*** DATASET CONTENT

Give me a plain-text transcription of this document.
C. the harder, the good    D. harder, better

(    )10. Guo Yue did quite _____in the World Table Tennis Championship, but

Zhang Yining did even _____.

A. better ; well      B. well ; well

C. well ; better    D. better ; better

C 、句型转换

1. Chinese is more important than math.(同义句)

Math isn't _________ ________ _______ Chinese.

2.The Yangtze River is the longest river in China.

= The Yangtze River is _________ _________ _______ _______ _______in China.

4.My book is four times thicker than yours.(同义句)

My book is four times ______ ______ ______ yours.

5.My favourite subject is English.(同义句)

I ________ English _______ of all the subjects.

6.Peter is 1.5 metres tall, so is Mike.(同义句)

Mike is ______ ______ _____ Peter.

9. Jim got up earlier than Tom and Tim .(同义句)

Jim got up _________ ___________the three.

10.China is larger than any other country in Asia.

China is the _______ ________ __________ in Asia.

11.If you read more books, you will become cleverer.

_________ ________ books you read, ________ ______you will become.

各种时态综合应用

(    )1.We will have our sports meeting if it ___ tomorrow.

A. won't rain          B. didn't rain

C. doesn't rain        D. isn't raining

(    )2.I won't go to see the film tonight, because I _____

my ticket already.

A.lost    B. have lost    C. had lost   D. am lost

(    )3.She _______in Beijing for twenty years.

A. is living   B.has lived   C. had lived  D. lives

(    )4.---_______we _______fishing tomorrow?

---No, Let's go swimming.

******

▶ [REQUIRED WORK]: Look through the entries above; copy every line holding the string "Mike".

▶ [CORRECT OUTPUT]:
6.Peter is 1.5 metres tall, so is Mike.(同义句)
Mike is ______ ______ _____ Peter.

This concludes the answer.